* Provided records *
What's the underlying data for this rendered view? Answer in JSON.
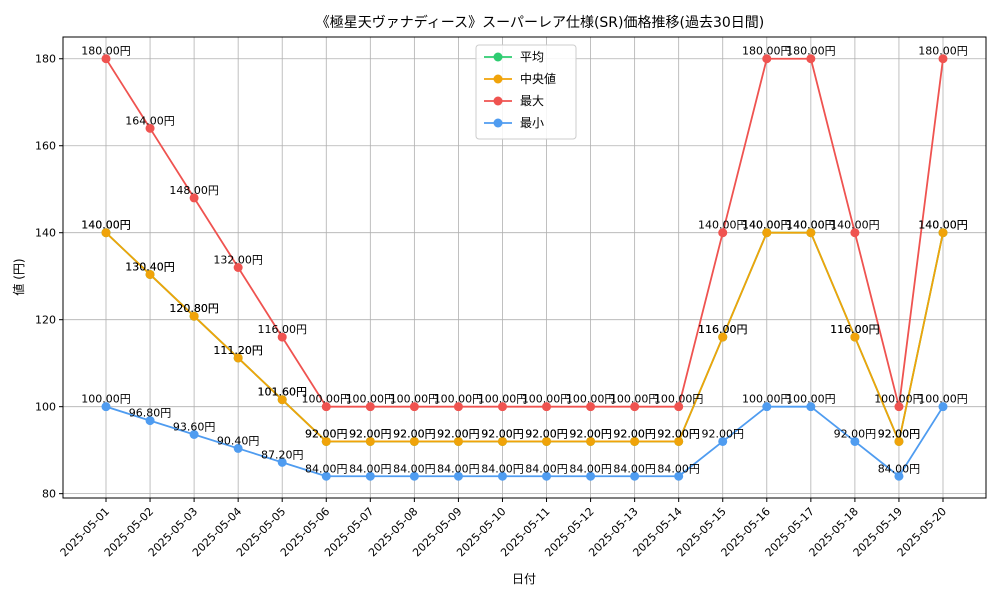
{
  "chart_data": {
    "type": "line",
    "title": "《極星天ヴァナディース》スーパーレア仕様(SR)価格推移(過去30日間)",
    "xlabel": "日付",
    "ylabel": "値 (円)",
    "ylim": [
      79,
      185
    ],
    "yticks": [
      80,
      100,
      120,
      140,
      160,
      180
    ],
    "grid": true,
    "legend_position": "top-center",
    "label_suffix": "円",
    "categories": [
      "2025-05-01",
      "2025-05-02",
      "2025-05-03",
      "2025-05-04",
      "2025-05-05",
      "2025-05-06",
      "2025-05-07",
      "2025-05-08",
      "2025-05-09",
      "2025-05-10",
      "2025-05-11",
      "2025-05-12",
      "2025-05-13",
      "2025-05-14",
      "2025-05-15",
      "2025-05-16",
      "2025-05-17",
      "2025-05-18",
      "2025-05-19",
      "2025-05-20"
    ],
    "series": [
      {
        "name": "平均",
        "color": "#2ecc71",
        "values": [
          140.0,
          130.4,
          120.8,
          111.2,
          101.6,
          92.0,
          92.0,
          92.0,
          92.0,
          92.0,
          92.0,
          92.0,
          92.0,
          92.0,
          116.0,
          140.0,
          140.0,
          116.0,
          92.0,
          140.0
        ]
      },
      {
        "name": "中央値",
        "color": "#f0a30a",
        "values": [
          140.0,
          130.4,
          120.8,
          111.2,
          101.6,
          92.0,
          92.0,
          92.0,
          92.0,
          92.0,
          92.0,
          92.0,
          92.0,
          92.0,
          116.0,
          140.0,
          140.0,
          116.0,
          92.0,
          140.0
        ]
      },
      {
        "name": "最大",
        "color": "#ef5350",
        "values": [
          180.0,
          164.0,
          148.0,
          132.0,
          116.0,
          100.0,
          100.0,
          100.0,
          100.0,
          100.0,
          100.0,
          100.0,
          100.0,
          100.0,
          140.0,
          180.0,
          180.0,
          140.0,
          100.0,
          180.0
        ]
      },
      {
        "name": "最小",
        "color": "#4f9cf0",
        "values": [
          100.0,
          96.8,
          93.6,
          90.4,
          87.2,
          84.0,
          84.0,
          84.0,
          84.0,
          84.0,
          84.0,
          84.0,
          84.0,
          84.0,
          92.0,
          100.0,
          100.0,
          92.0,
          84.0,
          100.0
        ]
      }
    ]
  }
}
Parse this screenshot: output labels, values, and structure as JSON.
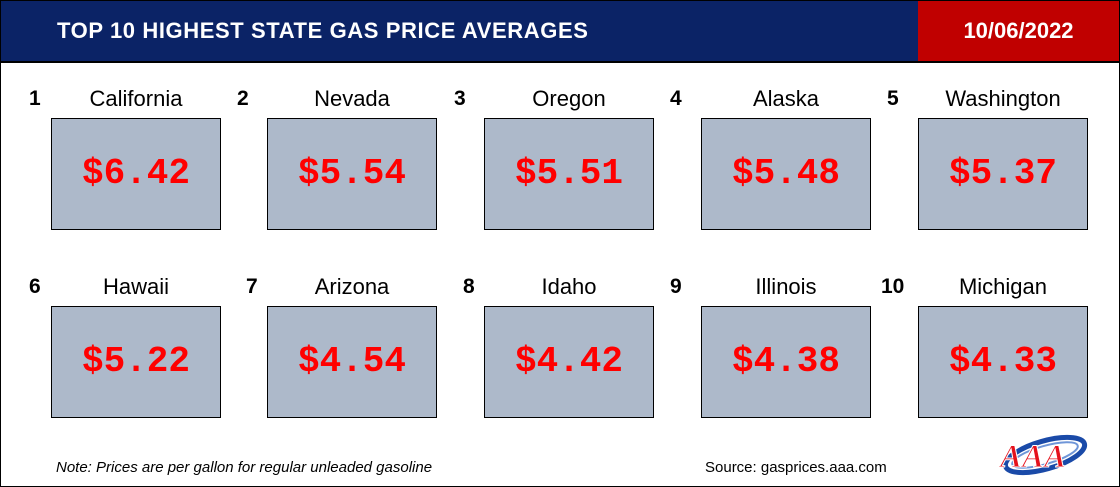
{
  "header": {
    "title": "TOP 10 HIGHEST STATE GAS PRICE AVERAGES",
    "date": "10/06/2022"
  },
  "states": [
    {
      "rank": "1",
      "name": "California",
      "price": "$6.42"
    },
    {
      "rank": "2",
      "name": "Nevada",
      "price": "$5.54"
    },
    {
      "rank": "3",
      "name": "Oregon",
      "price": "$5.51"
    },
    {
      "rank": "4",
      "name": "Alaska",
      "price": "$5.48"
    },
    {
      "rank": "5",
      "name": "Washington",
      "price": "$5.37"
    },
    {
      "rank": "6",
      "name": "Hawaii",
      "price": "$5.22"
    },
    {
      "rank": "7",
      "name": "Arizona",
      "price": "$4.54"
    },
    {
      "rank": "8",
      "name": "Idaho",
      "price": "$4.42"
    },
    {
      "rank": "9",
      "name": "Illinois",
      "price": "$4.38"
    },
    {
      "rank": "10",
      "name": "Michigan",
      "price": "$4.33"
    }
  ],
  "footer": {
    "note": "Note: Prices are per gallon for regular unleaded gasoline",
    "source": "Source: gasprices.aaa.com",
    "logo_text": "AAA"
  },
  "colors": {
    "title_bg": "#0b2366",
    "date_bg": "#c00000",
    "box_bg": "#adb9ca",
    "price_text": "#ff0000"
  }
}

* Request *
Restate the records above in full, word for word. Keep pictures out.

* Result of the exercise *
What's the underlying data for this rendered view? Answer in JSON.
{
  "chart_data": {
    "type": "line",
    "title": "《極星天ヴァナディース》スーパーレア仕様(SR)価格推移(過去30日間)",
    "xlabel": "日付",
    "ylabel": "値 (円)",
    "ylim": [
      79,
      185
    ],
    "yticks": [
      80,
      100,
      120,
      140,
      160,
      180
    ],
    "grid": true,
    "legend_position": "top-center",
    "label_suffix": "円",
    "categories": [
      "2025-05-01",
      "2025-05-02",
      "2025-05-03",
      "2025-05-04",
      "2025-05-05",
      "2025-05-06",
      "2025-05-07",
      "2025-05-08",
      "2025-05-09",
      "2025-05-10",
      "2025-05-11",
      "2025-05-12",
      "2025-05-13",
      "2025-05-14",
      "2025-05-15",
      "2025-05-16",
      "2025-05-17",
      "2025-05-18",
      "2025-05-19",
      "2025-05-20"
    ],
    "series": [
      {
        "name": "平均",
        "color": "#2ecc71",
        "values": [
          140.0,
          130.4,
          120.8,
          111.2,
          101.6,
          92.0,
          92.0,
          92.0,
          92.0,
          92.0,
          92.0,
          92.0,
          92.0,
          92.0,
          116.0,
          140.0,
          140.0,
          116.0,
          92.0,
          140.0
        ]
      },
      {
        "name": "中央値",
        "color": "#f0a30a",
        "values": [
          140.0,
          130.4,
          120.8,
          111.2,
          101.6,
          92.0,
          92.0,
          92.0,
          92.0,
          92.0,
          92.0,
          92.0,
          92.0,
          92.0,
          116.0,
          140.0,
          140.0,
          116.0,
          92.0,
          140.0
        ]
      },
      {
        "name": "最大",
        "color": "#ef5350",
        "values": [
          180.0,
          164.0,
          148.0,
          132.0,
          116.0,
          100.0,
          100.0,
          100.0,
          100.0,
          100.0,
          100.0,
          100.0,
          100.0,
          100.0,
          140.0,
          180.0,
          180.0,
          140.0,
          100.0,
          180.0
        ]
      },
      {
        "name": "最小",
        "color": "#4f9cf0",
        "values": [
          100.0,
          96.8,
          93.6,
          90.4,
          87.2,
          84.0,
          84.0,
          84.0,
          84.0,
          84.0,
          84.0,
          84.0,
          84.0,
          84.0,
          92.0,
          100.0,
          100.0,
          92.0,
          84.0,
          100.0
        ]
      }
    ]
  }
}
Parse this screenshot: output labels, values, and structure as JSON.
{
  "header": {
    "title": "TOP 10 HIGHEST STATE GAS PRICE AVERAGES",
    "date": "10/06/2022"
  },
  "states": [
    {
      "rank": "1",
      "name": "California",
      "price": "$6.42"
    },
    {
      "rank": "2",
      "name": "Nevada",
      "price": "$5.54"
    },
    {
      "rank": "3",
      "name": "Oregon",
      "price": "$5.51"
    },
    {
      "rank": "4",
      "name": "Alaska",
      "price": "$5.48"
    },
    {
      "rank": "5",
      "name": "Washington",
      "price": "$5.37"
    },
    {
      "rank": "6",
      "name": "Hawaii",
      "price": "$5.22"
    },
    {
      "rank": "7",
      "name": "Arizona",
      "price": "$4.54"
    },
    {
      "rank": "8",
      "name": "Idaho",
      "price": "$4.42"
    },
    {
      "rank": "9",
      "name": "Illinois",
      "price": "$4.38"
    },
    {
      "rank": "10",
      "name": "Michigan",
      "price": "$4.33"
    }
  ],
  "footer": {
    "note": "Note: Prices are per gallon for regular unleaded gasoline",
    "source": "Source: gasprices.aaa.com",
    "logo_text": "AAA"
  },
  "colors": {
    "title_bg": "#0b2366",
    "date_bg": "#c00000",
    "box_bg": "#adb9ca",
    "price_text": "#ff0000"
  }
}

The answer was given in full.